[REQUIREMENTS] Produce a verbatim copy of the entries listed below.

# # # # #

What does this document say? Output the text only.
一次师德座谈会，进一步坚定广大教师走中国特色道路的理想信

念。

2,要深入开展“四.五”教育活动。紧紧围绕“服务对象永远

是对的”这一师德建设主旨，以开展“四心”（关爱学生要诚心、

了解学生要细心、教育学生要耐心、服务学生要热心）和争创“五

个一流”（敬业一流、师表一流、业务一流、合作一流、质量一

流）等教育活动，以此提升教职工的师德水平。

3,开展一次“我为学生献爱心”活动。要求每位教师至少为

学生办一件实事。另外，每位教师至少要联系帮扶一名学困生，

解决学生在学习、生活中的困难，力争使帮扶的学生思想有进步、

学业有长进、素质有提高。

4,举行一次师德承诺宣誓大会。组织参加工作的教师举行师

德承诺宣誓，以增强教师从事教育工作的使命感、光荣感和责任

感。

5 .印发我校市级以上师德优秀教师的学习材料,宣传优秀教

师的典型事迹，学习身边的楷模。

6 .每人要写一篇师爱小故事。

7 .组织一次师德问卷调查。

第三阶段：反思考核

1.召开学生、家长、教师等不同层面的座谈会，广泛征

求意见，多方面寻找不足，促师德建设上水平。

# # # # #

[REPLY TO THE EXERCISE]
What does this document say? Output the text only.
一次师德座谈会，进一步坚定广大教师走中国特色道路的理想信

念。

2,要深入开展“四.五”教育活动。紧紧围绕“服务对象永远

是对的”这一师德建设主旨，以开展“四心”（关爱学生要诚心、

了解学生要细心、教育学生要耐心、服务学生要热心）和争创“五

个一流”（敬业一流、师表一流、业务一流、合作一流、质量一

流）等教育活动，以此提升教职工的师德水平。

3,开展一次“我为学生献爱心”活动。要求每位教师至少为

学生办一件实事。另外，每位教师至少要联系帮扶一名学困生，

解决学生在学习、生活中的困难，力争使帮扶的学生思想有进步、

学业有长进、素质有提高。

4,举行一次师德承诺宣誓大会。组织参加工作的教师举行师

德承诺宣誓，以增强教师从事教育工作的使命感、光荣感和责任

感。

5 .印发我校市级以上师德优秀教师的学习材料,宣传优秀教

师的典型事迹，学习身边的楷模。

6 .每人要写一篇师爱小故事。

7 .组织一次师德问卷调查。

第三阶段：反思考核

1.召开学生、家长、教师等不同层面的座谈会，广泛征

求意见，多方面寻找不足，促师德建设上水平。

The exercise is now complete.